Task requirements>
Report the number of lines that include "below", with no additional text.

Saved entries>

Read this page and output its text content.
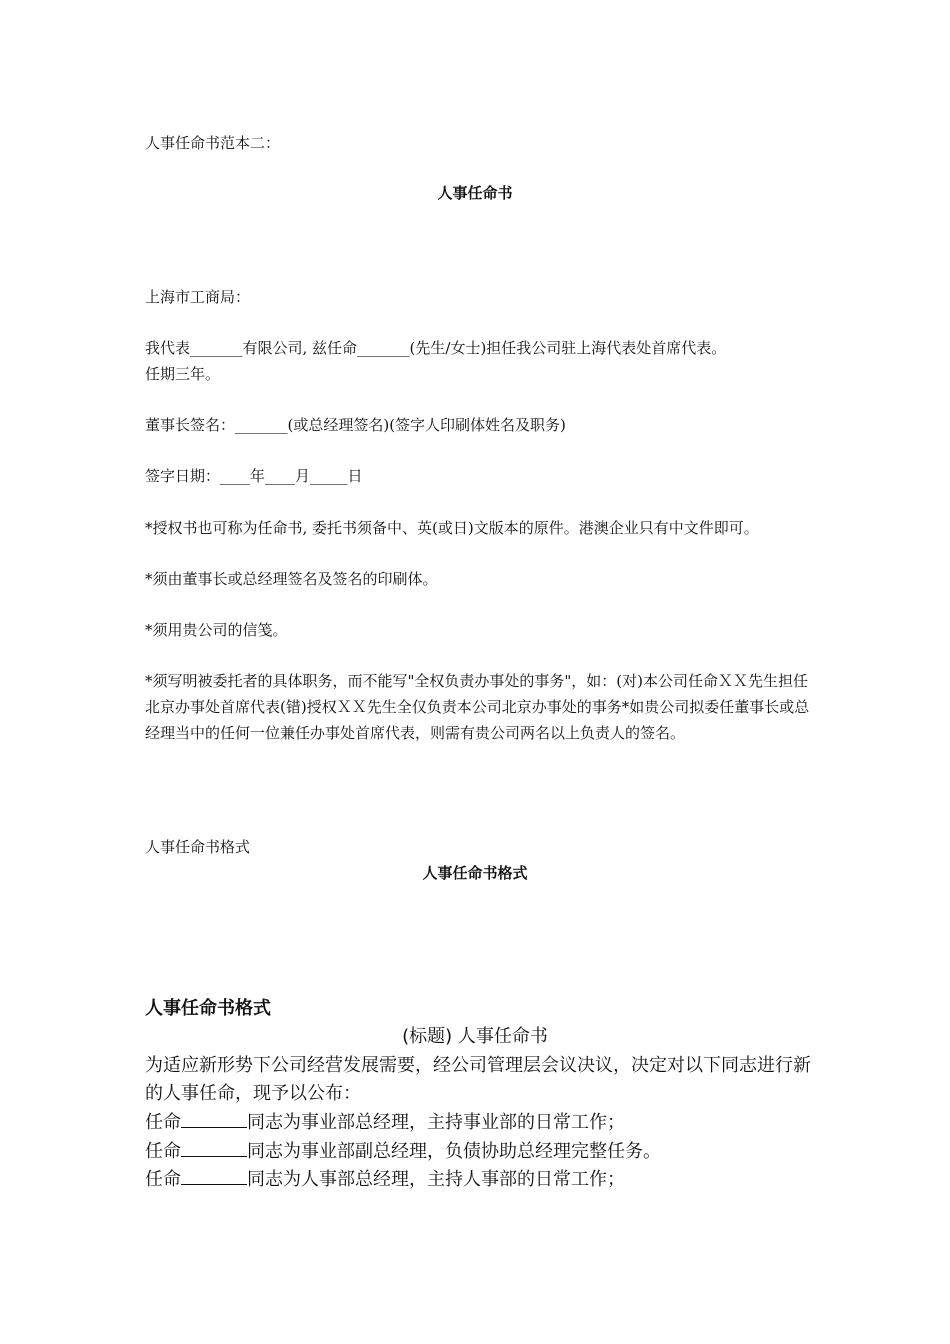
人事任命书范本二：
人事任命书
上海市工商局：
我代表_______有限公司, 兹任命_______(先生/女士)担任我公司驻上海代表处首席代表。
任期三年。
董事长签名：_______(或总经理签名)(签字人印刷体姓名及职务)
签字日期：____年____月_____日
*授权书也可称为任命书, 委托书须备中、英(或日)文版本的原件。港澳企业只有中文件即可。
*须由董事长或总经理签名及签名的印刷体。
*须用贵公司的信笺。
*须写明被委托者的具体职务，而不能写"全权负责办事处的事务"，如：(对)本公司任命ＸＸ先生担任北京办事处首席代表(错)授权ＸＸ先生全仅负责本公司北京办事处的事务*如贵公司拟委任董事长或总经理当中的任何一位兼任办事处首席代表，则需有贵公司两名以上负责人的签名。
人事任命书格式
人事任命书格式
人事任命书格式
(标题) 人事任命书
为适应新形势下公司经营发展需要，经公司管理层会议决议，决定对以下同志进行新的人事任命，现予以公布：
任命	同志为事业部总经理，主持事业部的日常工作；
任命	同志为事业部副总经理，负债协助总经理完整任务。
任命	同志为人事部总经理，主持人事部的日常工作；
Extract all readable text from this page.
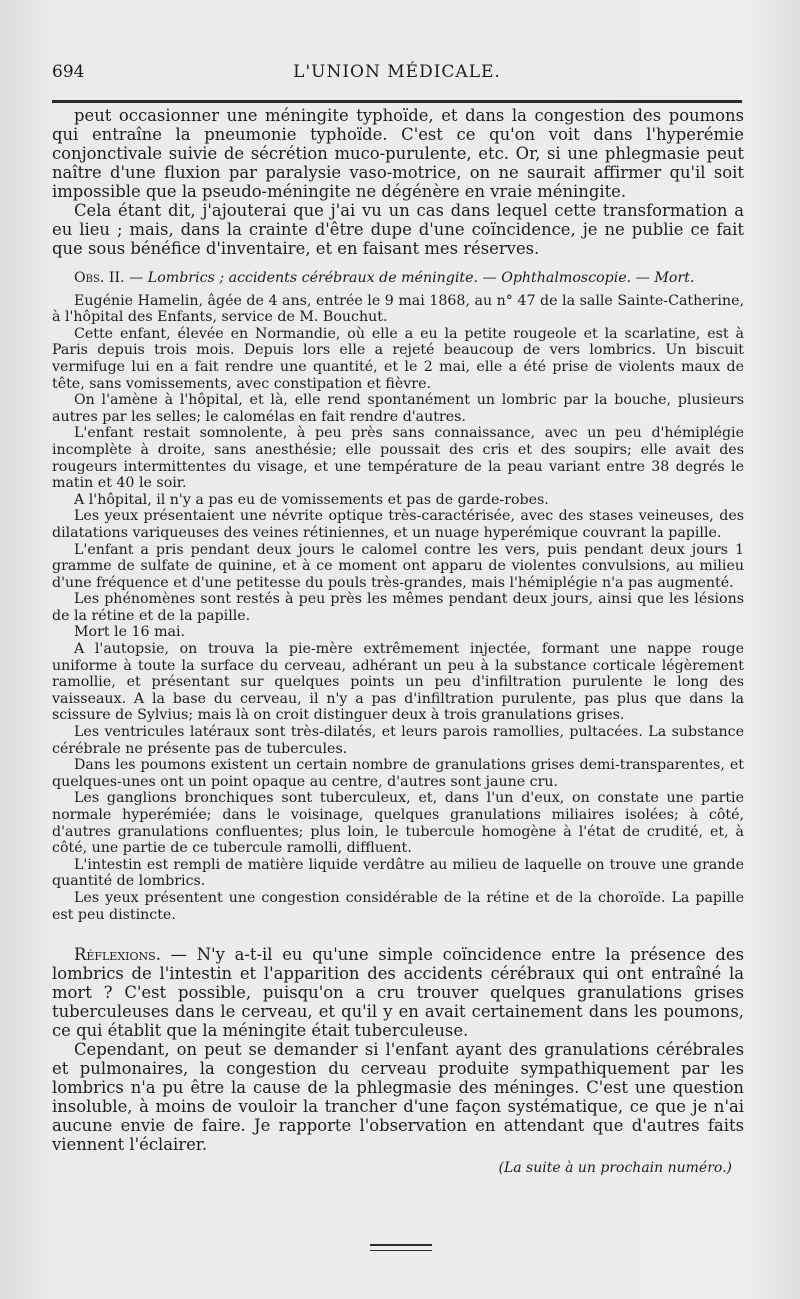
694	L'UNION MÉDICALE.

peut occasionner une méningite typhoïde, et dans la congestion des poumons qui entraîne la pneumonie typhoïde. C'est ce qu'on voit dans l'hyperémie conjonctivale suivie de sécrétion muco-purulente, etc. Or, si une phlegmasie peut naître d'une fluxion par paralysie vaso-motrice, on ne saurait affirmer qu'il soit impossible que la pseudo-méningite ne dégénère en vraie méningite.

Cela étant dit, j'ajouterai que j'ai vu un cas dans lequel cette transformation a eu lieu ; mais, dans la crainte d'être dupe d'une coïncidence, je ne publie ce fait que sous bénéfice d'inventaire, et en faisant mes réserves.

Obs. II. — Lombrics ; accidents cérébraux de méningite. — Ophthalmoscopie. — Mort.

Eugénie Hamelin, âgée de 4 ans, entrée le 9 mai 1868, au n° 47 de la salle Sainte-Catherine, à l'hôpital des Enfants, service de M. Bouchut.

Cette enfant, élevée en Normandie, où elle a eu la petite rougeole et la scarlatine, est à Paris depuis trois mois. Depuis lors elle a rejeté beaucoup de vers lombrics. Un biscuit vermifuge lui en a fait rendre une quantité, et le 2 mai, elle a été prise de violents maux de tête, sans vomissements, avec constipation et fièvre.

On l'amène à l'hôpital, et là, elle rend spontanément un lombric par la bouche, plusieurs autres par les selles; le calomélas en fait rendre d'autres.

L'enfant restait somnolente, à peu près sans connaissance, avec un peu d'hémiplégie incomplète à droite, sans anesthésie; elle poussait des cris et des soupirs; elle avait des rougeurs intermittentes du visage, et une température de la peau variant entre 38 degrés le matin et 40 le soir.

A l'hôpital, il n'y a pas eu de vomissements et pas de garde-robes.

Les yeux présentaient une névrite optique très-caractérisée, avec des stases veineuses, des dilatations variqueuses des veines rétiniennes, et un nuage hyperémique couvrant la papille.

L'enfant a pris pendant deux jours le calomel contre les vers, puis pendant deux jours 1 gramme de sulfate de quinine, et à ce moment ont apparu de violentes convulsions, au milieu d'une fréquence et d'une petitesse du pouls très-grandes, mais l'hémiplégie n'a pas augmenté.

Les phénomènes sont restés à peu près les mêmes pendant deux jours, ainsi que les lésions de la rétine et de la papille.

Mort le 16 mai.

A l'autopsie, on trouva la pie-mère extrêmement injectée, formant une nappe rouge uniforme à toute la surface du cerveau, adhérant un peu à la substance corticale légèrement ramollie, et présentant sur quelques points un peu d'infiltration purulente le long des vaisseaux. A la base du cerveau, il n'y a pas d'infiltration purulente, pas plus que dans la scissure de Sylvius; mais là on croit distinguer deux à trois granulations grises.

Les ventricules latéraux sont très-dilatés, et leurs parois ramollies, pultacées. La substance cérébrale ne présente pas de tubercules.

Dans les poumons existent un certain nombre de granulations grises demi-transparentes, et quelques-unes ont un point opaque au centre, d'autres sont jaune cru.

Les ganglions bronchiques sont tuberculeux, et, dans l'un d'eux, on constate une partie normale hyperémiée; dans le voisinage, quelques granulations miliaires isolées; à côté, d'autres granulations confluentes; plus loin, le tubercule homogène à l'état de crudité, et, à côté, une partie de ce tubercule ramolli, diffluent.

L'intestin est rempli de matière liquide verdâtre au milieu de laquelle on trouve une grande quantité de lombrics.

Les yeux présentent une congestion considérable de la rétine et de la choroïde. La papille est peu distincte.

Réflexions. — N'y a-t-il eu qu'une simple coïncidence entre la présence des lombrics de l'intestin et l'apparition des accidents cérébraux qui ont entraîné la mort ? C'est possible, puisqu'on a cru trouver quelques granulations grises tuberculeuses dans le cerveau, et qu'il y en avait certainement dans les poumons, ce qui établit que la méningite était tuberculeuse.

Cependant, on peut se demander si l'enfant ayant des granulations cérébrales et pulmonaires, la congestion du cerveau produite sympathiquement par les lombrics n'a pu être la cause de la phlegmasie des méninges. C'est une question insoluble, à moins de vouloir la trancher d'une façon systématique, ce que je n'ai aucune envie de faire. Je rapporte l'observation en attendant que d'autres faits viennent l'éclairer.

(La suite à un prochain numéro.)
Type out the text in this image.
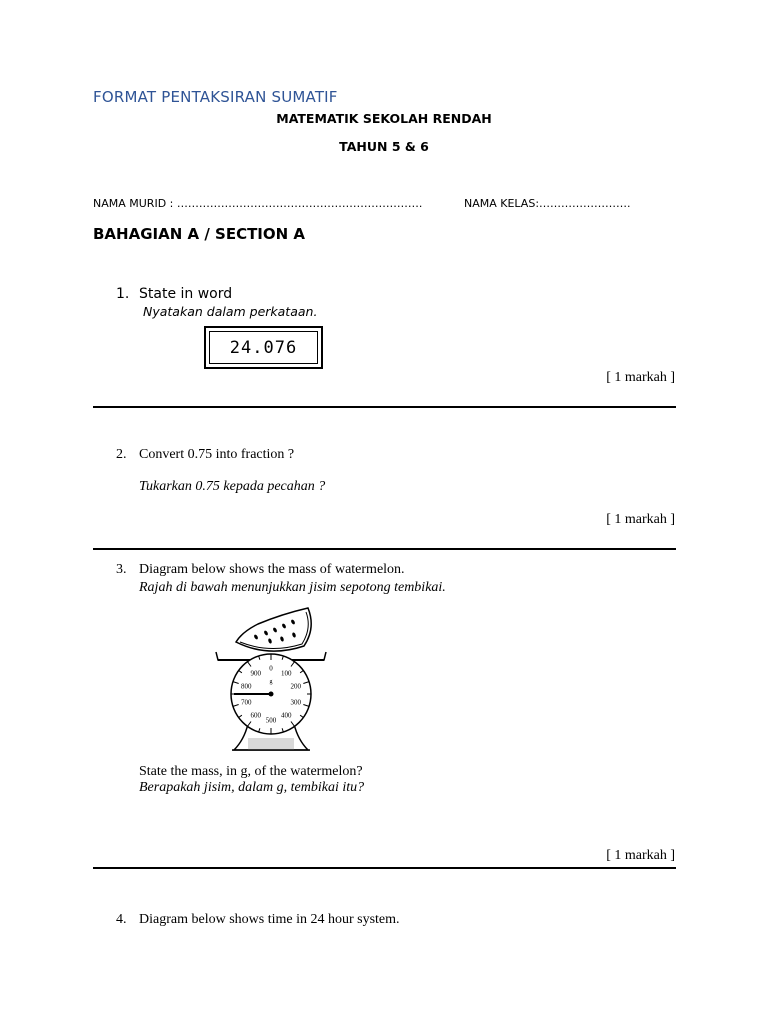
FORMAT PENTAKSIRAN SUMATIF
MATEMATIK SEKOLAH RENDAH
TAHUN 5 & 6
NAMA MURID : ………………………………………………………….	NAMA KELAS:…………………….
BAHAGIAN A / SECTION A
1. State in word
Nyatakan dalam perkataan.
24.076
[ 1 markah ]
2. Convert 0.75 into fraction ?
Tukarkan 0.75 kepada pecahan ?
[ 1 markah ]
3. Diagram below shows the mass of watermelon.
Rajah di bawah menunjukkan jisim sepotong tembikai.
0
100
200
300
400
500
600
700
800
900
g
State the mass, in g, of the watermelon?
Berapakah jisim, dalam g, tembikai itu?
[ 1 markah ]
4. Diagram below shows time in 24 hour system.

Task output>
2